* [MATERIAL]:
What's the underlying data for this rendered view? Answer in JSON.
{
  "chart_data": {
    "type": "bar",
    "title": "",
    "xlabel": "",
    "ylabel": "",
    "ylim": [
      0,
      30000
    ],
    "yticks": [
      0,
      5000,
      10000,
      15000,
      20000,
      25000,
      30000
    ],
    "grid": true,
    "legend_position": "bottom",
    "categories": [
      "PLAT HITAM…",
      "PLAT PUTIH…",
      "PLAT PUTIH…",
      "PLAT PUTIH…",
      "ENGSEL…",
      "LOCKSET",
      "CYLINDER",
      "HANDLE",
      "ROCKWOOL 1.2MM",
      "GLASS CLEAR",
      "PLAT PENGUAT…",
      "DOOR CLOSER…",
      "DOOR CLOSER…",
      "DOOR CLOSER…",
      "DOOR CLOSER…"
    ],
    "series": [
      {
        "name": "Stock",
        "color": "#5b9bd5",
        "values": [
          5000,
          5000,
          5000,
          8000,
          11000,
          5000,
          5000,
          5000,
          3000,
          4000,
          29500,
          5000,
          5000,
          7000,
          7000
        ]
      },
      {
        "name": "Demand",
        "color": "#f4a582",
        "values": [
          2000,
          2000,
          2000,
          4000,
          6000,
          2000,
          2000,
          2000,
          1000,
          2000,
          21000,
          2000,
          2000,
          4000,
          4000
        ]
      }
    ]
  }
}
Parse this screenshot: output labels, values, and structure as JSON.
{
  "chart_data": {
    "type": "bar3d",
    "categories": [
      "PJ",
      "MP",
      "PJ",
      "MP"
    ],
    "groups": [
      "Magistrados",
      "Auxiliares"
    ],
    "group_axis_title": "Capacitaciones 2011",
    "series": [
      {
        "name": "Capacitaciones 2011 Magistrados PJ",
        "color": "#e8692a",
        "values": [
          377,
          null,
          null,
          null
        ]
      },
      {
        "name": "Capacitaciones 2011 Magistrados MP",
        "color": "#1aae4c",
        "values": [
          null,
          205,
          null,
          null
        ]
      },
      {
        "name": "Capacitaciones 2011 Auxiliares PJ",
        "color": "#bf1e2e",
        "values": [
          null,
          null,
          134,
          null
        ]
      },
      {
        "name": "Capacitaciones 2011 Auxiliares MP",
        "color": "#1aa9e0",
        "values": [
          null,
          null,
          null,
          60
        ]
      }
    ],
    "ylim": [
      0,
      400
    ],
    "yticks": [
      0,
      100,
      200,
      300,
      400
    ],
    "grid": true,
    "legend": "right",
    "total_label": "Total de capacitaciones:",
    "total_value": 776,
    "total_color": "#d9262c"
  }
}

* [DIRECTIONS]: Copy the entries above exactly, leaving none out.

* [RESPONSE FOR THIS EXERCISE]:
What's the underlying data for this rendered view? Answer in JSON.
{
  "chart_data": {
    "type": "bar",
    "title": "",
    "xlabel": "",
    "ylabel": "",
    "ylim": [
      0,
      30000
    ],
    "yticks": [
      0,
      5000,
      10000,
      15000,
      20000,
      25000,
      30000
    ],
    "grid": true,
    "legend_position": "bottom",
    "categories": [
      "PLAT HITAM…",
      "PLAT PUTIH…",
      "PLAT PUTIH…",
      "PLAT PUTIH…",
      "ENGSEL…",
      "LOCKSET",
      "CYLINDER",
      "HANDLE",
      "ROCKWOOL 1.2MM",
      "GLASS CLEAR",
      "PLAT PENGUAT…",
      "DOOR CLOSER…",
      "DOOR CLOSER…",
      "DOOR CLOSER…",
      "DOOR CLOSER…"
    ],
    "series": [
      {
        "name": "Stock",
        "color": "#5b9bd5",
        "values": [
          5000,
          5000,
          5000,
          8000,
          11000,
          5000,
          5000,
          5000,
          3000,
          4000,
          29500,
          5000,
          5000,
          7000,
          7000
        ]
      },
      {
        "name": "Demand",
        "color": "#f4a582",
        "values": [
          2000,
          2000,
          2000,
          4000,
          6000,
          2000,
          2000,
          2000,
          1000,
          2000,
          21000,
          2000,
          2000,
          4000,
          4000
        ]
      }
    ]
  }
}
Parse this screenshot: output labels, values, and structure as JSON.
{
  "chart_data": {
    "type": "bar3d",
    "categories": [
      "PJ",
      "MP",
      "PJ",
      "MP"
    ],
    "groups": [
      "Magistrados",
      "Auxiliares"
    ],
    "group_axis_title": "Capacitaciones 2011",
    "series": [
      {
        "name": "Capacitaciones 2011 Magistrados PJ",
        "color": "#e8692a",
        "values": [
          377,
          null,
          null,
          null
        ]
      },
      {
        "name": "Capacitaciones 2011 Magistrados MP",
        "color": "#1aae4c",
        "values": [
          null,
          205,
          null,
          null
        ]
      },
      {
        "name": "Capacitaciones 2011 Auxiliares PJ",
        "color": "#bf1e2e",
        "values": [
          null,
          null,
          134,
          null
        ]
      },
      {
        "name": "Capacitaciones 2011 Auxiliares MP",
        "color": "#1aa9e0",
        "values": [
          null,
          null,
          null,
          60
        ]
      }
    ],
    "ylim": [
      0,
      400
    ],
    "yticks": [
      0,
      100,
      200,
      300,
      400
    ],
    "grid": true,
    "legend": "right",
    "total_label": "Total de capacitaciones:",
    "total_value": 776,
    "total_color": "#d9262c"
  }
}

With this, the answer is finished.